Teks Sumber
------------------------

Syariat Dalam Perspektif Makrifat Jawa
Bagi tasawuf jawa Al Qur’an terbagi atas dua macam pertama qur’an
garing (kitab garing) dan kitab teles (kitab basah). Kitab garing adalah
kitab al Qur’an yang tertulis sebagai petunjuk dalam memahami ayat-ayat
Tuhan. Kitab basah adalah al Qur’an yang terdapat didalam hati.
Kedudukan kitab basah derajatnya lebih tinggi, juga kedudukanya karena
ia menyangkut ayat-ayat semesta, dan sebagai sumber untuk memahami makna
kehidupan. Posisinya atas kitab basah, kitab kering berfungsi sebagai
lampu penerang, agar kitab basah dapat berfungsi dengan baik dan tidak
berjalan dalam kegelapan.

------------------------

Bahan Tersedia
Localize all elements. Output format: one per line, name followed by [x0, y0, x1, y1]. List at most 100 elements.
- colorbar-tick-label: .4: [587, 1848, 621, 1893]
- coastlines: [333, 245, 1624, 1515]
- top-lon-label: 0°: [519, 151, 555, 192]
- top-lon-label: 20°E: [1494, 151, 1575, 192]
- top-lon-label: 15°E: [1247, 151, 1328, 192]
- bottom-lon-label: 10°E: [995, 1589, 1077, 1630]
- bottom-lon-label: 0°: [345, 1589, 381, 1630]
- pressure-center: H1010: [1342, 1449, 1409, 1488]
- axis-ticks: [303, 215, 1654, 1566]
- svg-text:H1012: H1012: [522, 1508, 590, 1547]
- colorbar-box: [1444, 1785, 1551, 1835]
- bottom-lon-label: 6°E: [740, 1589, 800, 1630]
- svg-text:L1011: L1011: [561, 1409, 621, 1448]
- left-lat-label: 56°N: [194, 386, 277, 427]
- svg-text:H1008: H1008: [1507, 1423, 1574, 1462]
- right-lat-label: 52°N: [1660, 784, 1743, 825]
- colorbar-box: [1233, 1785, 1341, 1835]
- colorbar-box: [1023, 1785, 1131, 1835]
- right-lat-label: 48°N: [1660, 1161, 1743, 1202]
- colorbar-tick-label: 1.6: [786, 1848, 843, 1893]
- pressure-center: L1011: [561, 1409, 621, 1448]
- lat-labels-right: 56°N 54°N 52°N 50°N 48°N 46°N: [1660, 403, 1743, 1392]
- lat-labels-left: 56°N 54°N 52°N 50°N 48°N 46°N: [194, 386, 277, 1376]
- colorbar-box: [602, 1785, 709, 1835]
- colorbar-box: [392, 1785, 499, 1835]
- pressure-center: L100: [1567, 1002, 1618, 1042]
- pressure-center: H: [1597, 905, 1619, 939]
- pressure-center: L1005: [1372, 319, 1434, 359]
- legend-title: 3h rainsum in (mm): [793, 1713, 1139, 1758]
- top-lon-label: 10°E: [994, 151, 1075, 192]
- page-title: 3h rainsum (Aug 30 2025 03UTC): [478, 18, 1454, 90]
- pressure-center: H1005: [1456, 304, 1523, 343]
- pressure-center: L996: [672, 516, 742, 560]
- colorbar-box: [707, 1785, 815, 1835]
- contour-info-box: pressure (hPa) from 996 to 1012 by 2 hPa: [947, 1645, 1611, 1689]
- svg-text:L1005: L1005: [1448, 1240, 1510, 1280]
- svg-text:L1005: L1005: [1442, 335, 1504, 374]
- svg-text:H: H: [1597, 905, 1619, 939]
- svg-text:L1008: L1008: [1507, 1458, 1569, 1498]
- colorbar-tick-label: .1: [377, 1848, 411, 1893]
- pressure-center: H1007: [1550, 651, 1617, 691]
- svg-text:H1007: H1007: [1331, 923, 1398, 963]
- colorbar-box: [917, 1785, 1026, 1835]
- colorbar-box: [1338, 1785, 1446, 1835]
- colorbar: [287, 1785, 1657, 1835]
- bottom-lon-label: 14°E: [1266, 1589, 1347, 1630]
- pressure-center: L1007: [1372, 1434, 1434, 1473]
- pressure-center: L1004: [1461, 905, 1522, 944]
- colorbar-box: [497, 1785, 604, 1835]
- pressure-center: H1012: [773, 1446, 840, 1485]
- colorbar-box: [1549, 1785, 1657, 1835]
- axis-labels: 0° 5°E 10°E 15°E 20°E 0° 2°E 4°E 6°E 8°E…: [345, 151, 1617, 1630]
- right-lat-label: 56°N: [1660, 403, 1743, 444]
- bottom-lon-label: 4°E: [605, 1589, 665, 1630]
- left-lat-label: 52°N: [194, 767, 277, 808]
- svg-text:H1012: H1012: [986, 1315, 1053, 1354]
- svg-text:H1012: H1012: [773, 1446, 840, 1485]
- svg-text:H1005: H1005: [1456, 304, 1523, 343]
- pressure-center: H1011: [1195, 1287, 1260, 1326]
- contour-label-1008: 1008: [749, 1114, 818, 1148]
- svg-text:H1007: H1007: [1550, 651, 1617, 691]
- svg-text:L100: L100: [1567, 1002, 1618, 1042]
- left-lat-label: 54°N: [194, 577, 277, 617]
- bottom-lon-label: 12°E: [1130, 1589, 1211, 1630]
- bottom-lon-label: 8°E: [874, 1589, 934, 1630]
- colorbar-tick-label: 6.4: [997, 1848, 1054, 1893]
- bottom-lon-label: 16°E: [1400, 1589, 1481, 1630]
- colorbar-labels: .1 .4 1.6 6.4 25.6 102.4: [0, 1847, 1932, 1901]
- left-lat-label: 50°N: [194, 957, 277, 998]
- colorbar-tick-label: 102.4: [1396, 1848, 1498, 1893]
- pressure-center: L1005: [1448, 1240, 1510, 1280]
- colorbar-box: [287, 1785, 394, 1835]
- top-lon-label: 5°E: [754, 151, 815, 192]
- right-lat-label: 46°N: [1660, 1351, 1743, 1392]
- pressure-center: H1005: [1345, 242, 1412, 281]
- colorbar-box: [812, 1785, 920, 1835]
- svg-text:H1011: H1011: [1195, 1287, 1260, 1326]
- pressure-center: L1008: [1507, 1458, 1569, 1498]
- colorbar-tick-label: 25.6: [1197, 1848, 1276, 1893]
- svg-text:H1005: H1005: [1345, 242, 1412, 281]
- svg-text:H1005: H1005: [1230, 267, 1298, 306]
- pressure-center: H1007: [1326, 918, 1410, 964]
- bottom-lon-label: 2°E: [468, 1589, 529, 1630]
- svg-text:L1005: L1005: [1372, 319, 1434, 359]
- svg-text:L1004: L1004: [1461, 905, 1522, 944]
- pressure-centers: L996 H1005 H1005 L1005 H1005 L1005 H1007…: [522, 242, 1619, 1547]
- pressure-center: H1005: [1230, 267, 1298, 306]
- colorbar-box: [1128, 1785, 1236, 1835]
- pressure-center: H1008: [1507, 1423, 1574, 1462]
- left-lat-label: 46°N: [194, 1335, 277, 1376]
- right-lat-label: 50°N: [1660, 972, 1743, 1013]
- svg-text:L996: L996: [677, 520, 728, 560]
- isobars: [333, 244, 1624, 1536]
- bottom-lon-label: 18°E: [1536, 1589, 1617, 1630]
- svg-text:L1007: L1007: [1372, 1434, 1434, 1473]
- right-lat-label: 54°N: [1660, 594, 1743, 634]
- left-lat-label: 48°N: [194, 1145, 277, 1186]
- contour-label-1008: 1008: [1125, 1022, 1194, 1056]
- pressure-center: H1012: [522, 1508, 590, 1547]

------------------------

Yang Dikerjakan
A) Jawab pertanyaan berikut berdasarkan teks tentang makrifat Jawa.
(i) Apa yang dimaksud dengan kitab garing?
(ii) Di mana kitab basah terdapat?
(iii) Apa fungsi kitab kering terhadap kitab basah?
B) Ganti "lampu penerang" dengan "pelita" pada bagian teks tentang makrifat Jawa antara "Syariat Dalam Perspektif" dan "berjalan dalam kegelapan.", termasuk keduanya. Tuliskan bagian itu.

Kumpulan Jawaban
A)
(i) Kitab al Qur'an yang tertulis sebagai petunjuk dalam memahami ayat-ayat Tuhan.
(ii) Di dalam hati.
(iii) Sebagai lampu penerang, agar kitab basah dapat berfungsi dengan baik dan tidak berjalan dalam kegelapan.

B)
Syariat Dalam Perspektif Makrifat Jawa
Bagi tasawuf jawa Al Qur’an terbagi atas dua macam pertama qur’an
garing (kitab garing) dan kitab teles (kitab basah). Kitab garing adalah
kitab al Qur’an yang tertulis sebagai petunjuk dalam memahami ayat-ayat
Tuhan. Kitab basah adalah al Qur’an yang terdapat didalam hati.
Kedudukan kitab basah derajatnya lebih tinggi, juga kedudukanya karena
ia menyangkut ayat-ayat semesta, dan sebagai sumber untuk memahami makna
kehidupan. Posisinya atas kitab basah, kitab kering berfungsi sebagai
pelita, agar kitab basah dapat berfungsi dengan baik dan tidak
berjalan dalam kegelapan.